(Stored data)
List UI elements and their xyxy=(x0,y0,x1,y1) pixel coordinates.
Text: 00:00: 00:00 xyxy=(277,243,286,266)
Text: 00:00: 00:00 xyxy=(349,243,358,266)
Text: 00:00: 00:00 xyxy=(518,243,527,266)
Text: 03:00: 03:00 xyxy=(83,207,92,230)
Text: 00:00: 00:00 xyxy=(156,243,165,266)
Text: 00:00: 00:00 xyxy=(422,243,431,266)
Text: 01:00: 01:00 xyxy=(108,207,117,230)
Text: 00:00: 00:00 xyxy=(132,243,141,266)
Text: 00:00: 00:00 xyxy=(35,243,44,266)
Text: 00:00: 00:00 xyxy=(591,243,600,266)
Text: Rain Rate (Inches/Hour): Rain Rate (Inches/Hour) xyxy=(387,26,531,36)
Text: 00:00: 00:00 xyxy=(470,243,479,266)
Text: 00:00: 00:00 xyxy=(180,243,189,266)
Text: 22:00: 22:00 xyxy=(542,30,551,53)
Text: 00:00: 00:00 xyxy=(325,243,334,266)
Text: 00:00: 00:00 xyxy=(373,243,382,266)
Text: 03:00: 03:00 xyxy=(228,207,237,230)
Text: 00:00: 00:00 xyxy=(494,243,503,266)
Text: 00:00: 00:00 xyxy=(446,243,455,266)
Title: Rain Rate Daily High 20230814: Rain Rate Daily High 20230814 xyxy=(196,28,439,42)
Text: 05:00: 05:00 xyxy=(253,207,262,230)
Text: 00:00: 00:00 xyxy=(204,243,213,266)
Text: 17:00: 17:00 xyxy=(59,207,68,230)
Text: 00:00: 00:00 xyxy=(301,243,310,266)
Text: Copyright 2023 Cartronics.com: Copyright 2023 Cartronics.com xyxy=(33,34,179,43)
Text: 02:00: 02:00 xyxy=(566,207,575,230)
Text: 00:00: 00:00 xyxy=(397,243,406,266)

* The exercise *
Reproduce each line of the listing above verbatim.

* Answer to the problem *
List UI elements and their xyxy=(x0,y0,x1,y1) pixel coordinates.
Text: 00:00: 00:00 xyxy=(277,243,286,266)
Text: 00:00: 00:00 xyxy=(349,243,358,266)
Text: 00:00: 00:00 xyxy=(518,243,527,266)
Text: 03:00: 03:00 xyxy=(83,207,92,230)
Text: 00:00: 00:00 xyxy=(156,243,165,266)
Text: 00:00: 00:00 xyxy=(422,243,431,266)
Text: 01:00: 01:00 xyxy=(108,207,117,230)
Text: 00:00: 00:00 xyxy=(132,243,141,266)
Text: 00:00: 00:00 xyxy=(35,243,44,266)
Text: 00:00: 00:00 xyxy=(591,243,600,266)
Text: Rain Rate (Inches/Hour): Rain Rate (Inches/Hour) xyxy=(387,26,531,36)
Text: 00:00: 00:00 xyxy=(470,243,479,266)
Text: 00:00: 00:00 xyxy=(180,243,189,266)
Text: 22:00: 22:00 xyxy=(542,30,551,53)
Text: 00:00: 00:00 xyxy=(325,243,334,266)
Text: 00:00: 00:00 xyxy=(373,243,382,266)
Text: 03:00: 03:00 xyxy=(228,207,237,230)
Text: 00:00: 00:00 xyxy=(494,243,503,266)
Text: 00:00: 00:00 xyxy=(446,243,455,266)
Title: Rain Rate Daily High 20230814: Rain Rate Daily High 20230814 xyxy=(196,28,439,42)
Text: 05:00: 05:00 xyxy=(253,207,262,230)
Text: 00:00: 00:00 xyxy=(204,243,213,266)
Text: 17:00: 17:00 xyxy=(59,207,68,230)
Text: 00:00: 00:00 xyxy=(301,243,310,266)
Text: Copyright 2023 Cartronics.com: Copyright 2023 Cartronics.com xyxy=(33,34,179,43)
Text: 02:00: 02:00 xyxy=(566,207,575,230)
Text: 00:00: 00:00 xyxy=(397,243,406,266)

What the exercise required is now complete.